::: PASSAGE PROVIDED
- Publication date
- 27th September 2018
- Information types
- Policy areas
- Ofgem now has four compliance cases open covering complaint handling, including opening cases with First Utility, Ovo Energy and Utilita, and expanding its recent compliance engagement with ScottishPower
- Seven other suppliers ordered to come up with complaint handling improvement plans
- According to Ofgem’s latest complaints handling survey, while the average customer satisfaction with complaints handling has increased with the largest 11 energy suppliers surveyed, it remains unacceptably low for many
Ofgem has opened compliance cases into First Utility, Ovo Energy and Utilita over their poor handling of customer complaints after carrying out its biyearly complaints handling survey.
The energy regulator is also expanding recent compliance engagement on complaints handling performance with ScottishPower through a compliance case which includes the results of the survey.
::::::
### WORK INSTRUCTION
Extend the Ofgem passage, starting after its final sentence. The entries have nothing to do with the Ofgem passage.
::: SUPPLIED MATERIAL
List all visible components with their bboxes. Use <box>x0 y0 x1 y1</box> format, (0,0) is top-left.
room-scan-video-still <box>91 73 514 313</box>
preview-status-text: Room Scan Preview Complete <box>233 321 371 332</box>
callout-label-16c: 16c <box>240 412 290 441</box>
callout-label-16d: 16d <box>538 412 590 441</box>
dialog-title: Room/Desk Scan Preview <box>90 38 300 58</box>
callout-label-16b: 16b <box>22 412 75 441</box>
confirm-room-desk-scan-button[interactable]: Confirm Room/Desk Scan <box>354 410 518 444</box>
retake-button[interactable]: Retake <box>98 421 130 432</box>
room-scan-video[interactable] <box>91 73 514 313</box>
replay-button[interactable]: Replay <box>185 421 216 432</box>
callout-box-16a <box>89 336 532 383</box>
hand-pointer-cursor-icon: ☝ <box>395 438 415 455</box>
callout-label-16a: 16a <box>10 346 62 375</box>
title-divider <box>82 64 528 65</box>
::::::
### REPLY
As well as this new compliance action, Ofgem is also requiring all other domestic suppliers surveyed - British Gas, Npower, Utility Warehouse, SSE, EDF Energy, E.ON and Co-operative Energy - to provide improvement plans on how they will deal with complaints and provide appropriate updates.
The survey of over 3,000 complainants found that satisfaction has improved since the last survey in 2016, with a third (32%) of domestic customers satisfied with how their complaint was dealt with, an increase of five percentage points from 2016 (27%).
However, the survey found that the proportion of customers who are dissatisfied (57%) remains higher than those satisfied with how their complaint had been dealt with.
The main contributors to high levels of dissatisfaction were the length of time taken to resolve the issue, not being kept up to date with the progress of the complaint and suppliers not providing complainants with a clear view of how long the resolution will take.
Dermot Nolan, chief executive of Ofgem, said:
“Although the level of satisfaction about complaint handling has increased over the past two years, it is still unacceptably low. Some suppliers need to be doing considerably more to get the basics right and provide a service their customers deserve.
“We will be monitoring the level of all suppliers’ customer service performance particularly closely after announcing proposals to introduce a price cap to protect those on poor value default deals from being overcharged.
“We are ready to – and will – act against those who fail their customers.”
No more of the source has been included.